■ Written request
Report the number of lines where the string "Кочаная" occurs, and write nothing else.

Stored items:
::::

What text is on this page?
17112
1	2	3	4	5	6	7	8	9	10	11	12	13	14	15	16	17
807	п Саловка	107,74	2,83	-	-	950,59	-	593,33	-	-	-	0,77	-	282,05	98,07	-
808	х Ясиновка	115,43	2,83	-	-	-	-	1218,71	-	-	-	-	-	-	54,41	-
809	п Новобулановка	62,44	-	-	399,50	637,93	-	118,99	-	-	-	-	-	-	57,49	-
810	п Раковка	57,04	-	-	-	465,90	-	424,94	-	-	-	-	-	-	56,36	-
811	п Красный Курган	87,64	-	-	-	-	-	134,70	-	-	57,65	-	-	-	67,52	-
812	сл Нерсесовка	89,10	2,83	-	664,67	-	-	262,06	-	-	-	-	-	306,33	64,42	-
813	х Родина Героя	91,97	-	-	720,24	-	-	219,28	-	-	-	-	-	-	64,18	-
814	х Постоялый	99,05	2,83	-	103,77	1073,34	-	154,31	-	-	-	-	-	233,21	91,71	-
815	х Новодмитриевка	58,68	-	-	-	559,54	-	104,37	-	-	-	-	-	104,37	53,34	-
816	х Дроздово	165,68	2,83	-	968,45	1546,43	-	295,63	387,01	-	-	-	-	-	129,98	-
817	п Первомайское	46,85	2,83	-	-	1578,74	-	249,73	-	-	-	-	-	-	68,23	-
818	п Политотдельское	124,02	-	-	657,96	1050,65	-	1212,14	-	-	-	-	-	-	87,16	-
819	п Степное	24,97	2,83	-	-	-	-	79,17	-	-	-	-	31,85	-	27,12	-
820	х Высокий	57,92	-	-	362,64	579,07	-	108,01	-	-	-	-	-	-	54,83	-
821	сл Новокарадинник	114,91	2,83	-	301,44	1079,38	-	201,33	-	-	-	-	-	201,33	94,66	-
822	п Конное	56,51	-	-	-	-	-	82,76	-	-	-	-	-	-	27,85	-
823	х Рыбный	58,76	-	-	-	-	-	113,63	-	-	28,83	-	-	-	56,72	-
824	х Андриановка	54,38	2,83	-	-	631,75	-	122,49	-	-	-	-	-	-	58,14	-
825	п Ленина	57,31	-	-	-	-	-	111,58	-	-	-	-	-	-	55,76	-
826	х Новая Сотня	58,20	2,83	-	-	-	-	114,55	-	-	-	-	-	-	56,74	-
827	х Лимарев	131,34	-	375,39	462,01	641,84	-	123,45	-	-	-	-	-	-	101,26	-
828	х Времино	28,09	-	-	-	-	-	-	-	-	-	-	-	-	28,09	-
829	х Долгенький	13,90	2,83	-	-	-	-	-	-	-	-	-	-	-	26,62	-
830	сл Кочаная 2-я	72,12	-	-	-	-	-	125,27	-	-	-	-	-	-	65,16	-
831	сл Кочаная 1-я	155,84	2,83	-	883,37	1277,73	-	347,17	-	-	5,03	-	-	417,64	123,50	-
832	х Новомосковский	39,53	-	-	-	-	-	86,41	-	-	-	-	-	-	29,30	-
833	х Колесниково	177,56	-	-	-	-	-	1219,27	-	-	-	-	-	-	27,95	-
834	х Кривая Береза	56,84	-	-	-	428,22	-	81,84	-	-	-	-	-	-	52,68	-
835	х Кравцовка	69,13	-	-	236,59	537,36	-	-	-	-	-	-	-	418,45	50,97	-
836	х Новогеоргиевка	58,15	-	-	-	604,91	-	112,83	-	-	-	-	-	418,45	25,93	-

::::

■ Final result
2